[Data listing]
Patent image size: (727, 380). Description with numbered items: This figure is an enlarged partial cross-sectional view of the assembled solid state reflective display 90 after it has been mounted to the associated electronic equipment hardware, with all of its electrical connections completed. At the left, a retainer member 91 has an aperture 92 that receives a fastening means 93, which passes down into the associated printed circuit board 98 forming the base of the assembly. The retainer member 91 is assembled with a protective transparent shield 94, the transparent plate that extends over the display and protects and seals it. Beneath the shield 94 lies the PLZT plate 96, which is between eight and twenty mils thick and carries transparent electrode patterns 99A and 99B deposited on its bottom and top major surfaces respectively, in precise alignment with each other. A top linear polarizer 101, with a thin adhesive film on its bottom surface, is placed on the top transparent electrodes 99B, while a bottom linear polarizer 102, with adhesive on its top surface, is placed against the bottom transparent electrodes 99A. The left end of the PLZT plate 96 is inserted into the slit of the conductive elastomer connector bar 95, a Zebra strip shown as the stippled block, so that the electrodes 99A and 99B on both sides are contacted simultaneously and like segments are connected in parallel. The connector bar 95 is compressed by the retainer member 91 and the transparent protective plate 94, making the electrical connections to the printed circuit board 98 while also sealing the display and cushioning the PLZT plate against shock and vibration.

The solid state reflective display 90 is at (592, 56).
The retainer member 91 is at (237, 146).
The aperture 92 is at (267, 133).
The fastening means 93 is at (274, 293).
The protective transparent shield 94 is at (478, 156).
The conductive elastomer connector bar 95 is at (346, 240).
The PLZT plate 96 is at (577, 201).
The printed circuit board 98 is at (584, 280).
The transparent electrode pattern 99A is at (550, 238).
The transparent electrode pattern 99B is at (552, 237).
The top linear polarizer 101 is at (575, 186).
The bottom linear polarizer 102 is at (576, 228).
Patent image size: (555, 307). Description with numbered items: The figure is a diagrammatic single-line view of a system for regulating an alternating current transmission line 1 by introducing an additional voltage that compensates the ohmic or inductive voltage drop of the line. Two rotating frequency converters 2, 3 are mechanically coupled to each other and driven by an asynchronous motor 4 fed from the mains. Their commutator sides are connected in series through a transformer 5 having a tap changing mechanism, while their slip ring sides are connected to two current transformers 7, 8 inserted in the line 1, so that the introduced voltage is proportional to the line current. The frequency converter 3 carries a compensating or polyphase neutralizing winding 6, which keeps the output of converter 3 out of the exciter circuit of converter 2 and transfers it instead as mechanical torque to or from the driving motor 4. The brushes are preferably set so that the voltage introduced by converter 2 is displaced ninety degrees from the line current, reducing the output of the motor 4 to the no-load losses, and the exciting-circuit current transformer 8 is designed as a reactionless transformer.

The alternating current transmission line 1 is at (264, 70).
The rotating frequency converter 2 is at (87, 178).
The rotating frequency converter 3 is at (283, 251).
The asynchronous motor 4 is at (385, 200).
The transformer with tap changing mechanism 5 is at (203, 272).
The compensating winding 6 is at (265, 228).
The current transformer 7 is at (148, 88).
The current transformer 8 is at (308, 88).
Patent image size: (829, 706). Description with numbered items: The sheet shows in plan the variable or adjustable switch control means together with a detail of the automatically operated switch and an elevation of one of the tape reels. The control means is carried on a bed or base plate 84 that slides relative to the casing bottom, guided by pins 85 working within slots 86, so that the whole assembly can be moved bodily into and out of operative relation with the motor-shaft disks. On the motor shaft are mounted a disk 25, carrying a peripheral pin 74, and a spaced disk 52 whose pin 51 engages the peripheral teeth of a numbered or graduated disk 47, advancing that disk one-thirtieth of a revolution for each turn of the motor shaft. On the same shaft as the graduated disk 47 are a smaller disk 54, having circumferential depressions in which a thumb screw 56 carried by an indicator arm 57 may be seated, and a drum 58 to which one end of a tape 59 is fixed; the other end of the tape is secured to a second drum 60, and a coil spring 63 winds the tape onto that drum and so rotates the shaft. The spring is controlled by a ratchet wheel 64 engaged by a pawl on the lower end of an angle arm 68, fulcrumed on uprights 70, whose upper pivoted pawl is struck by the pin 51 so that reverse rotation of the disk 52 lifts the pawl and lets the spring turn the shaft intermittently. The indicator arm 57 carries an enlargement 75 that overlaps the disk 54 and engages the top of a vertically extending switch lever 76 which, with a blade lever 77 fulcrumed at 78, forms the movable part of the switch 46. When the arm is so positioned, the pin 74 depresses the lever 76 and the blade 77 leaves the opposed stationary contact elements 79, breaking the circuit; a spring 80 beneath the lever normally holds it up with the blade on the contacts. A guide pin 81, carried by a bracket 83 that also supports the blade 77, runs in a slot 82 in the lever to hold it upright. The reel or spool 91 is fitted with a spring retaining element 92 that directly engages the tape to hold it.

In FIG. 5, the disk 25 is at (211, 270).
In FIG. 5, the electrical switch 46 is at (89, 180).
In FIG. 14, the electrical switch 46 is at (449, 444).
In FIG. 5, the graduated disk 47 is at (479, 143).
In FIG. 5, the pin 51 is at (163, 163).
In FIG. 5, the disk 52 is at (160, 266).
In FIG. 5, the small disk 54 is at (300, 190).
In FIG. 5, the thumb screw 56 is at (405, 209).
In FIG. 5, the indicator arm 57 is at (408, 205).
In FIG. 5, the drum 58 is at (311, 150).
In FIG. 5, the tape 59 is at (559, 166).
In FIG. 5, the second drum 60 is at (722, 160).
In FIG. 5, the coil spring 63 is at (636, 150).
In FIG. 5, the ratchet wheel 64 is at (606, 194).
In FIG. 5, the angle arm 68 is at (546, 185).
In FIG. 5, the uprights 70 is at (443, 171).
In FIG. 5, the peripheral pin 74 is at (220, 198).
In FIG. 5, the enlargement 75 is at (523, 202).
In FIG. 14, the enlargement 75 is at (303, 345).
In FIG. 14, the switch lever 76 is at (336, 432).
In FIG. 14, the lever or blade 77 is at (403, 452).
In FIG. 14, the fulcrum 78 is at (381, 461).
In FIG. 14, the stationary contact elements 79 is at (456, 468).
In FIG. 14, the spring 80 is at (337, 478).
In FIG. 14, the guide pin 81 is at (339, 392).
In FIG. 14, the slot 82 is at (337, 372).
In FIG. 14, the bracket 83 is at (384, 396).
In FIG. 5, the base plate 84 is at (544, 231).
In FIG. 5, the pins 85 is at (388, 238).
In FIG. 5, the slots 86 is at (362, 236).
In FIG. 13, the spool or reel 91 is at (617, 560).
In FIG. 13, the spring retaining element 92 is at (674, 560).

* What needs to be done:
Quote every item above verbatim, line for line.

* Answer below:
Patent image size: (727, 380). Description with numbered items: This figure is an enlarged partial cross-sectional view of the assembled solid state reflective display 90 after it has been mounted to the associated electronic equipment hardware, with all of its electrical connections completed. At the left, a retainer member 91 has an aperture 92 that receives a fastening means 93, which passes down into the associated printed circuit board 98 forming the base of the assembly. The retainer member 91 is assembled with a protective transparent shield 94, the transparent plate that extends over the display and protects and seals it. Beneath the shield 94 lies the PLZT plate 96, which is between eight and twenty mils thick and carries transparent electrode patterns 99A and 99B deposited on its bottom and top major surfaces respectively, in precise alignment with each other. A top linear polarizer 101, with a thin adhesive film on its bottom surface, is placed on the top transparent electrodes 99B, while a bottom linear polarizer 102, with adhesive on its top surface, is placed against the bottom transparent electrodes 99A. The left end of the PLZT plate 96 is inserted into the slit of the conductive elastomer connector bar 95, a Zebra strip shown as the stippled block, so that the electrodes 99A and 99B on both sides are contacted simultaneously and like segments are connected in parallel. The connector bar 95 is compressed by the retainer member 91 and the transparent protective plate 94, making the electrical connections to the printed circuit board 98 while also sealing the display and cushioning the PLZT plate against shock and vibration.

The solid state reflective display 90 is at (592, 56).
The retainer member 91 is at (237, 146).
The aperture 92 is at (267, 133).
The fastening means 93 is at (274, 293).
The protective transparent shield 94 is at (478, 156).
The conductive elastomer connector bar 95 is at (346, 240).
The PLZT plate 96 is at (577, 201).
The printed circuit board 98 is at (584, 280).
The transparent electrode pattern 99A is at (550, 238).
The transparent electrode pattern 99B is at (552, 237).
The top linear polarizer 101 is at (575, 186).
The bottom linear polarizer 102 is at (576, 228).
Patent image size: (555, 307). Description with numbered items: The figure is a diagrammatic single-line view of a system for regulating an alternating current transmission line 1 by introducing an additional voltage that compensates the ohmic or inductive voltage drop of the line. Two rotating frequency converters 2, 3 are mechanically coupled to each other and driven by an asynchronous motor 4 fed from the mains. Their commutator sides are connected in series through a transformer 5 having a tap changing mechanism, while their slip ring sides are connected to two current transformers 7, 8 inserted in the line 1, so that the introduced voltage is proportional to the line current. The frequency converter 3 carries a compensating or polyphase neutralizing winding 6, which keeps the output of converter 3 out of the exciter circuit of converter 2 and transfers it instead as mechanical torque to or from the driving motor 4. The brushes are preferably set so that the voltage introduced by converter 2 is displaced ninety degrees from the line current, reducing the output of the motor 4 to the no-load losses, and the exciting-circuit current transformer 8 is designed as a reactionless transformer.

The alternating current transmission line 1 is at (264, 70).
The rotating frequency converter 2 is at (87, 178).
The rotating frequency converter 3 is at (283, 251).
The asynchronous motor 4 is at (385, 200).
The transformer with tap changing mechanism 5 is at (203, 272).
The compensating winding 6 is at (265, 228).
The current transformer 7 is at (148, 88).
The current transformer 8 is at (308, 88).
Patent image size: (829, 706). Description with numbered items: The sheet shows in plan the variable or adjustable switch control means together with a detail of the automatically operated switch and an elevation of one of the tape reels. The control means is carried on a bed or base plate 84 that slides relative to the casing bottom, guided by pins 85 working within slots 86, so that the whole assembly can be moved bodily into and out of operative relation with the motor-shaft disks. On the motor shaft are mounted a disk 25, carrying a peripheral pin 74, and a spaced disk 52 whose pin 51 engages the peripheral teeth of a numbered or graduated disk 47, advancing that disk one-thirtieth of a revolution for each turn of the motor shaft. On the same shaft as the graduated disk 47 are a smaller disk 54, having circumferential depressions in which a thumb screw 56 carried by an indicator arm 57 may be seated, and a drum 58 to which one end of a tape 59 is fixed; the other end of the tape is secured to a second drum 60, and a coil spring 63 winds the tape onto that drum and so rotates the shaft. The spring is controlled by a ratchet wheel 64 engaged by a pawl on the lower end of an angle arm 68, fulcrumed on uprights 70, whose upper pivoted pawl is struck by the pin 51 so that reverse rotation of the disk 52 lifts the pawl and lets the spring turn the shaft intermittently. The indicator arm 57 carries an enlargement 75 that overlaps the disk 54 and engages the top of a vertically extending switch lever 76 which, with a blade lever 77 fulcrumed at 78, forms the movable part of the switch 46. When the arm is so positioned, the pin 74 depresses the lever 76 and the blade 77 leaves the opposed stationary contact elements 79, breaking the circuit; a spring 80 beneath the lever normally holds it up with the blade on the contacts. A guide pin 81, carried by a bracket 83 that also supports the blade 77, runs in a slot 82 in the lever to hold it upright. The reel or spool 91 is fitted with a spring retaining element 92 that directly engages the tape to hold it.

In FIG. 5, the disk 25 is at (211, 270).
In FIG. 5, the electrical switch 46 is at (89, 180).
In FIG. 14, the electrical switch 46 is at (449, 444).
In FIG. 5, the graduated disk 47 is at (479, 143).
In FIG. 5, the pin 51 is at (163, 163).
In FIG. 5, the disk 52 is at (160, 266).
In FIG. 5, the small disk 54 is at (300, 190).
In FIG. 5, the thumb screw 56 is at (405, 209).
In FIG. 5, the indicator arm 57 is at (408, 205).
In FIG. 5, the drum 58 is at (311, 150).
In FIG. 5, the tape 59 is at (559, 166).
In FIG. 5, the second drum 60 is at (722, 160).
In FIG. 5, the coil spring 63 is at (636, 150).
In FIG. 5, the ratchet wheel 64 is at (606, 194).
In FIG. 5, the angle arm 68 is at (546, 185).
In FIG. 5, the uprights 70 is at (443, 171).
In FIG. 5, the peripheral pin 74 is at (220, 198).
In FIG. 5, the enlargement 75 is at (523, 202).
In FIG. 14, the enlargement 75 is at (303, 345).
In FIG. 14, the switch lever 76 is at (336, 432).
In FIG. 14, the lever or blade 77 is at (403, 452).
In FIG. 14, the fulcrum 78 is at (381, 461).
In FIG. 14, the stationary contact elements 79 is at (456, 468).
In FIG. 14, the spring 80 is at (337, 478).
In FIG. 14, the guide pin 81 is at (339, 392).
In FIG. 14, the slot 82 is at (337, 372).
In FIG. 14, the bracket 83 is at (384, 396).
In FIG. 5, the base plate 84 is at (544, 231).
In FIG. 5, the pins 85 is at (388, 238).
In FIG. 5, the slots 86 is at (362, 236).
In FIG. 13, the spool or reel 91 is at (617, 560).
In FIG. 13, the spring retaining element 92 is at (674, 560).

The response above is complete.